** START OF INPUT ROWS **

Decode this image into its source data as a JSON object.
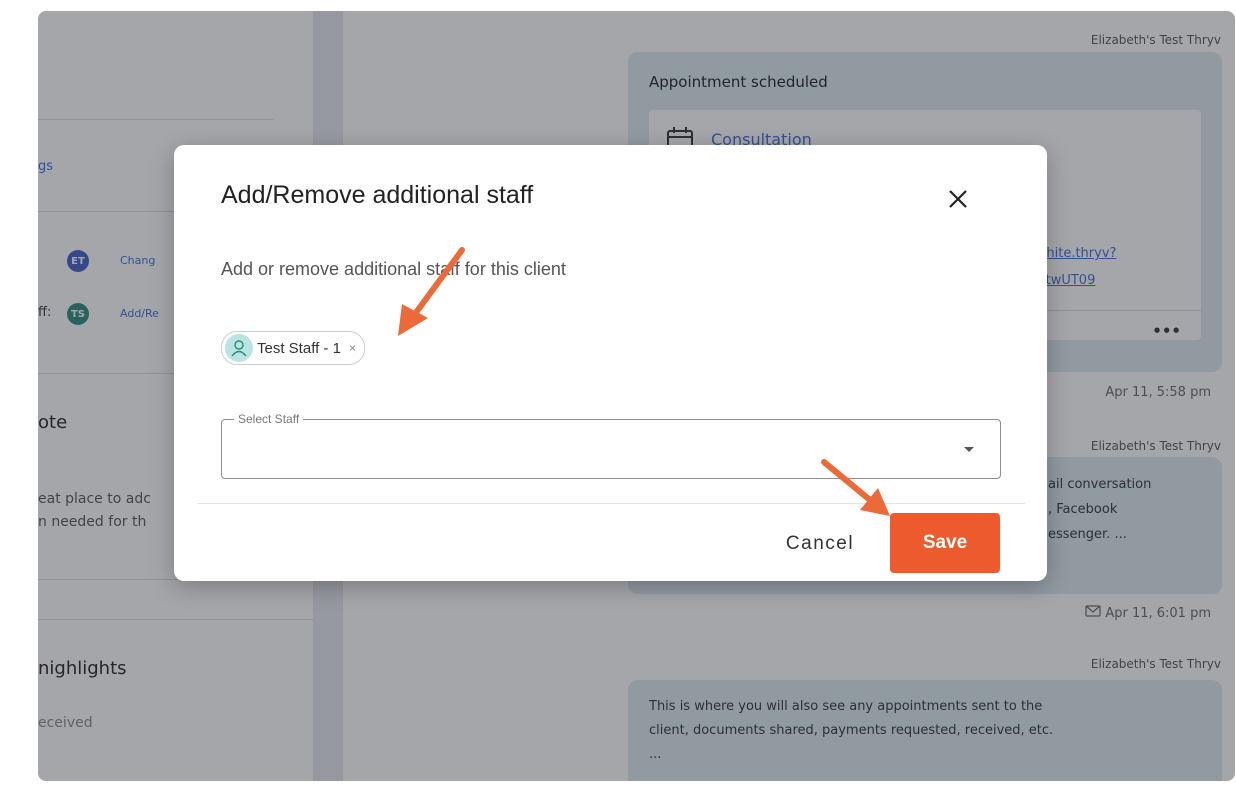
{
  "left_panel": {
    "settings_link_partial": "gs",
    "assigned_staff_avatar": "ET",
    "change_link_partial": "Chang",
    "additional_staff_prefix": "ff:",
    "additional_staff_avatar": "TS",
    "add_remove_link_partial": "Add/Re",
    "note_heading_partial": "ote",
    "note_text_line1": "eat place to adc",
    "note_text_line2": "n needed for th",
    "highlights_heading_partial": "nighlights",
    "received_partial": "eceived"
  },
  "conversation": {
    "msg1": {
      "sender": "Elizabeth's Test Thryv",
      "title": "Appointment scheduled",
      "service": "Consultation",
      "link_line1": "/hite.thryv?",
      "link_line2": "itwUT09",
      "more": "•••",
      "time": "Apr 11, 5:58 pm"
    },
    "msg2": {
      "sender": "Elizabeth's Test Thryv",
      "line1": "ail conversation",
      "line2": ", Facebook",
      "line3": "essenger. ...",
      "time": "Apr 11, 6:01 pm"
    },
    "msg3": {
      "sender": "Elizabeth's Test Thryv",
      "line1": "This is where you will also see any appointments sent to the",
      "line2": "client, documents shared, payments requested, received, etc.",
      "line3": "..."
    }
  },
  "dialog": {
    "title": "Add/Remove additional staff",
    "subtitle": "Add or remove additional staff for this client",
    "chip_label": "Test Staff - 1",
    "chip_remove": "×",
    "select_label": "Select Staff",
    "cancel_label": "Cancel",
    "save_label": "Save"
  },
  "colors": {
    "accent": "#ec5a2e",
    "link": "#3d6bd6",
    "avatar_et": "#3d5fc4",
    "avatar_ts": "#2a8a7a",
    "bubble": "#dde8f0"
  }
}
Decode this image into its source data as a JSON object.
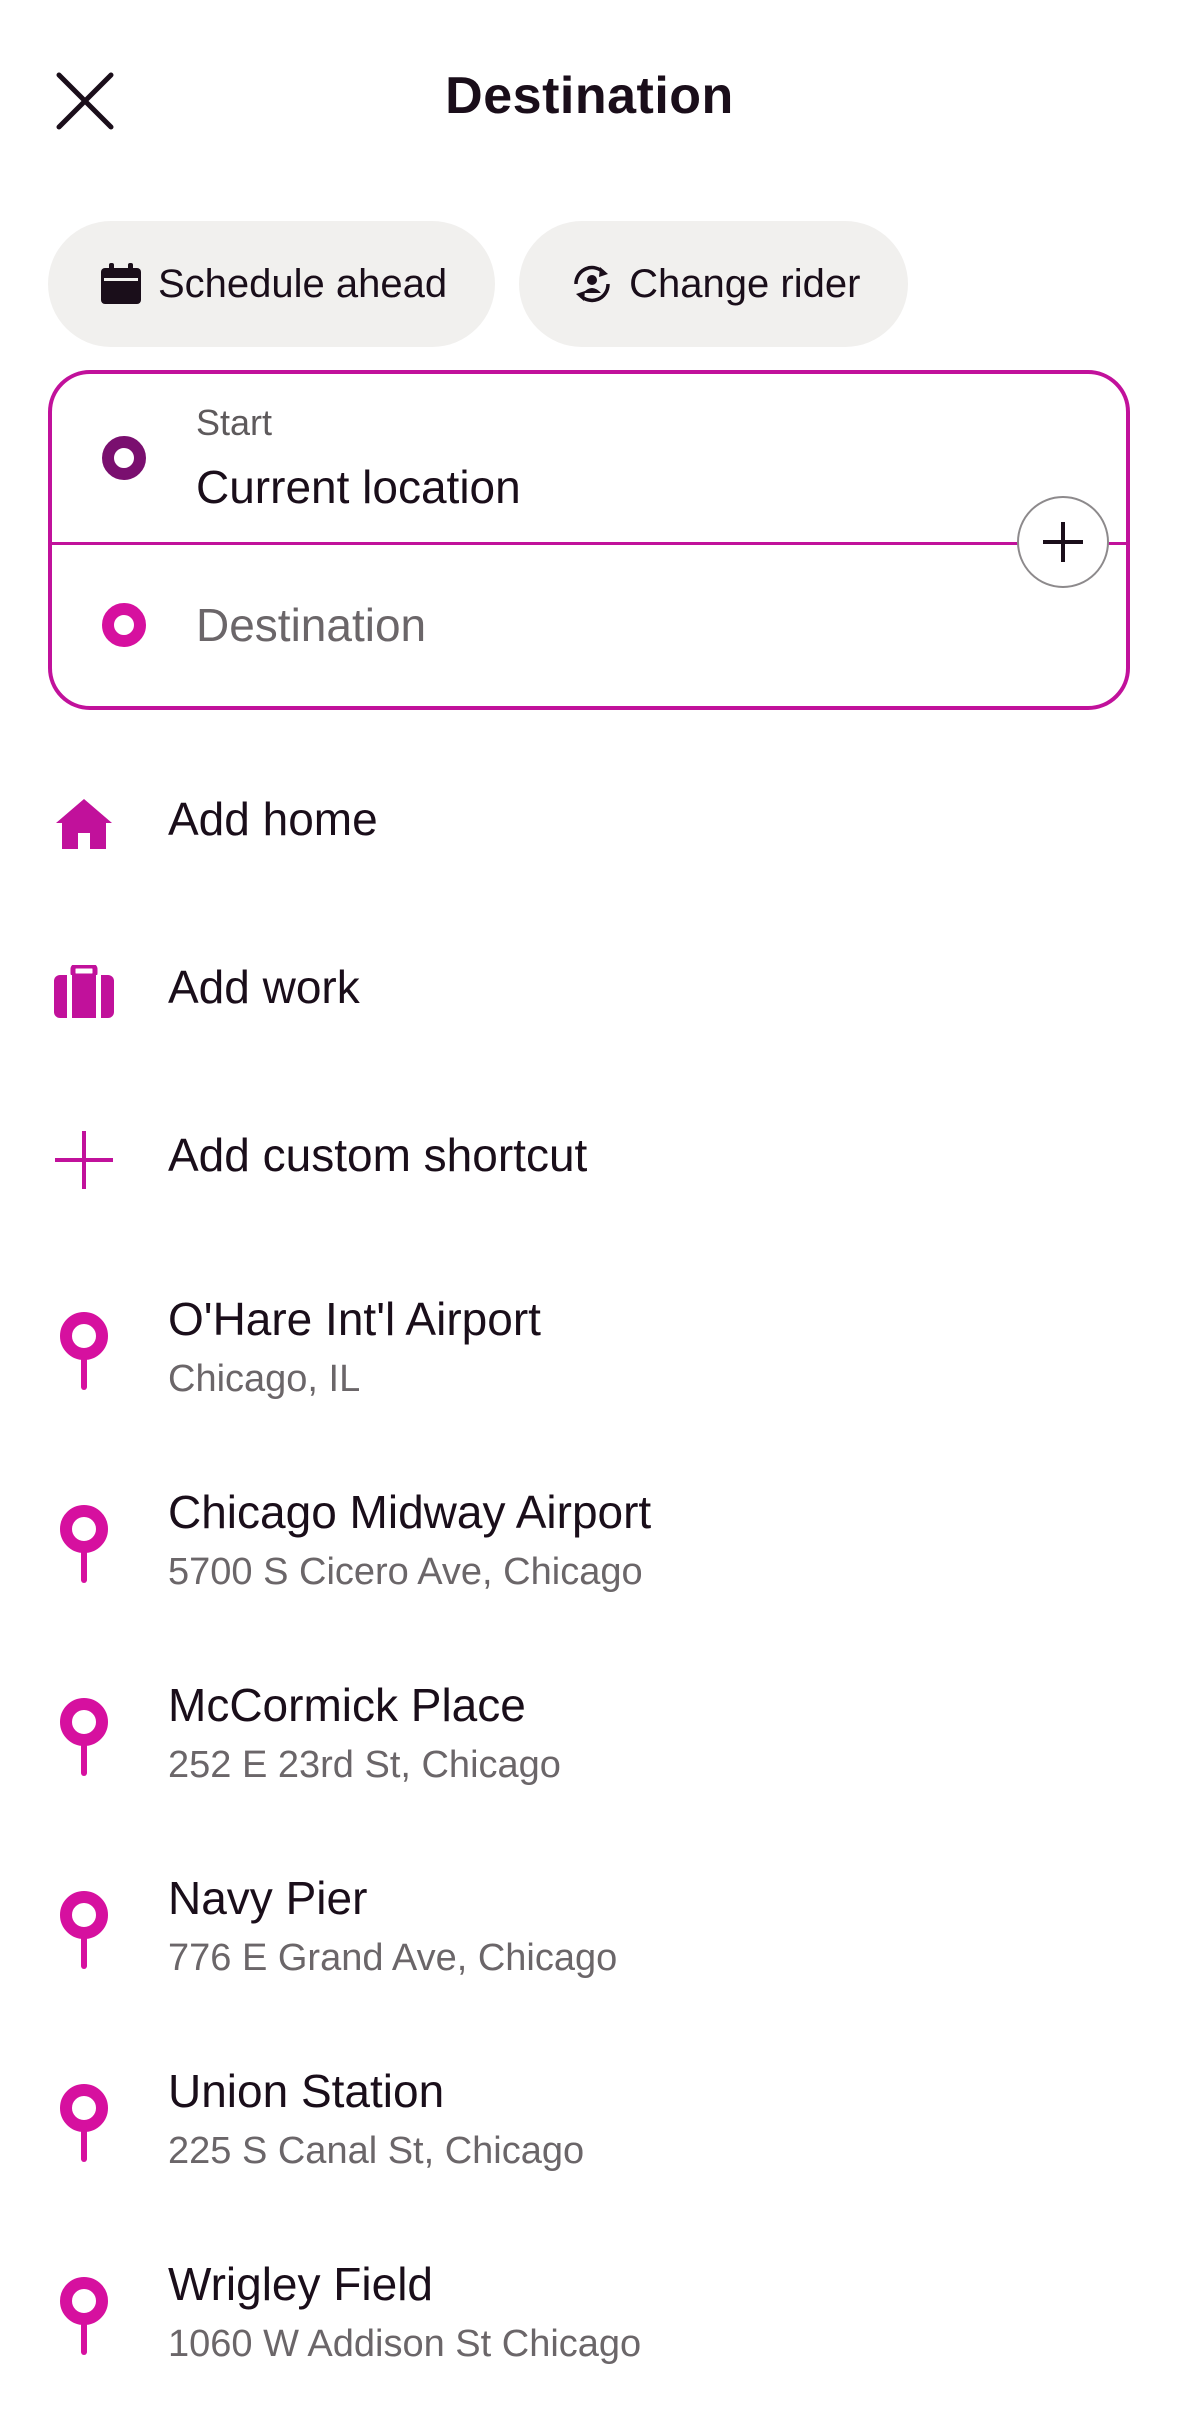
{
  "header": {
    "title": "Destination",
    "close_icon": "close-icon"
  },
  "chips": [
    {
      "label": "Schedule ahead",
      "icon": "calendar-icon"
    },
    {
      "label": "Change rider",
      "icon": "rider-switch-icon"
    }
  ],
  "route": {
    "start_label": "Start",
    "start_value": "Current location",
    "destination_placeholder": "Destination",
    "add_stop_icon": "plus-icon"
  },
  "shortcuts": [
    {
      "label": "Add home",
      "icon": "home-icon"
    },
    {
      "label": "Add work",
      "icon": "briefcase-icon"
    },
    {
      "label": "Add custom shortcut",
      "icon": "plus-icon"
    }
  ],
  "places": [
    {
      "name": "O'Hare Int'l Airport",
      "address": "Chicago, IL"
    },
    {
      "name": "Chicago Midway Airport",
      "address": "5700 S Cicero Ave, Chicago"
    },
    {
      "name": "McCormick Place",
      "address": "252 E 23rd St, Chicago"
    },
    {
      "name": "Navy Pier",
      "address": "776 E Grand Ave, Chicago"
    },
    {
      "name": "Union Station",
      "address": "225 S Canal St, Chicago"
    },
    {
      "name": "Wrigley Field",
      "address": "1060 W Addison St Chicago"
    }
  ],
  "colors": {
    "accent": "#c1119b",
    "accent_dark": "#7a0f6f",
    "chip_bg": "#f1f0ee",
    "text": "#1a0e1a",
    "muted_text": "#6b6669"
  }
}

** END OF INPUT ROWS **

YOUR INSTRUCTIONS:
Exclude all images and restate the records above word for word.

SOLUTION:
Decode this image into its source data as a JSON object.
{
  "left_panel": {
    "settings_link_partial": "gs",
    "assigned_staff_avatar": "ET",
    "change_link_partial": "Chang",
    "additional_staff_prefix": "ff:",
    "additional_staff_avatar": "TS",
    "add_remove_link_partial": "Add/Re",
    "note_heading_partial": "ote",
    "note_text_line1": "eat place to adc",
    "note_text_line2": "n needed for th",
    "highlights_heading_partial": "nighlights",
    "received_partial": "eceived"
  },
  "conversation": {
    "msg1": {
      "sender": "Elizabeth's Test Thryv",
      "title": "Appointment scheduled",
      "service": "Consultation",
      "link_line1": "/hite.thryv?",
      "link_line2": "itwUT09",
      "more": "•••",
      "time": "Apr 11, 5:58 pm"
    },
    "msg2": {
      "sender": "Elizabeth's Test Thryv",
      "line1": "ail conversation",
      "line2": ", Facebook",
      "line3": "essenger. ...",
      "time": "Apr 11, 6:01 pm"
    },
    "msg3": {
      "sender": "Elizabeth's Test Thryv",
      "line1": "This is where you will also see any appointments sent to the",
      "line2": "client, documents shared, payments requested, received, etc.",
      "line3": "..."
    }
  },
  "dialog": {
    "title": "Add/Remove additional staff",
    "subtitle": "Add or remove additional staff for this client",
    "chip_label": "Test Staff - 1",
    "chip_remove": "×",
    "select_label": "Select Staff",
    "cancel_label": "Cancel",
    "save_label": "Save"
  },
  "colors": {
    "accent": "#ec5a2e",
    "link": "#3d6bd6",
    "avatar_et": "#3d5fc4",
    "avatar_ts": "#2a8a7a",
    "bubble": "#dde8f0"
  }
}
Decode this image into its source data as a JSON object.
{
  "header": {
    "title": "Destination",
    "close_icon": "close-icon"
  },
  "chips": [
    {
      "label": "Schedule ahead",
      "icon": "calendar-icon"
    },
    {
      "label": "Change rider",
      "icon": "rider-switch-icon"
    }
  ],
  "route": {
    "start_label": "Start",
    "start_value": "Current location",
    "destination_placeholder": "Destination",
    "add_stop_icon": "plus-icon"
  },
  "shortcuts": [
    {
      "label": "Add home",
      "icon": "home-icon"
    },
    {
      "label": "Add work",
      "icon": "briefcase-icon"
    },
    {
      "label": "Add custom shortcut",
      "icon": "plus-icon"
    }
  ],
  "places": [
    {
      "name": "O'Hare Int'l Airport",
      "address": "Chicago, IL"
    },
    {
      "name": "Chicago Midway Airport",
      "address": "5700 S Cicero Ave, Chicago"
    },
    {
      "name": "McCormick Place",
      "address": "252 E 23rd St, Chicago"
    },
    {
      "name": "Navy Pier",
      "address": "776 E Grand Ave, Chicago"
    },
    {
      "name": "Union Station",
      "address": "225 S Canal St, Chicago"
    },
    {
      "name": "Wrigley Field",
      "address": "1060 W Addison St Chicago"
    }
  ],
  "colors": {
    "accent": "#c1119b",
    "accent_dark": "#7a0f6f",
    "chip_bg": "#f1f0ee",
    "text": "#1a0e1a",
    "muted_text": "#6b6669"
  }
}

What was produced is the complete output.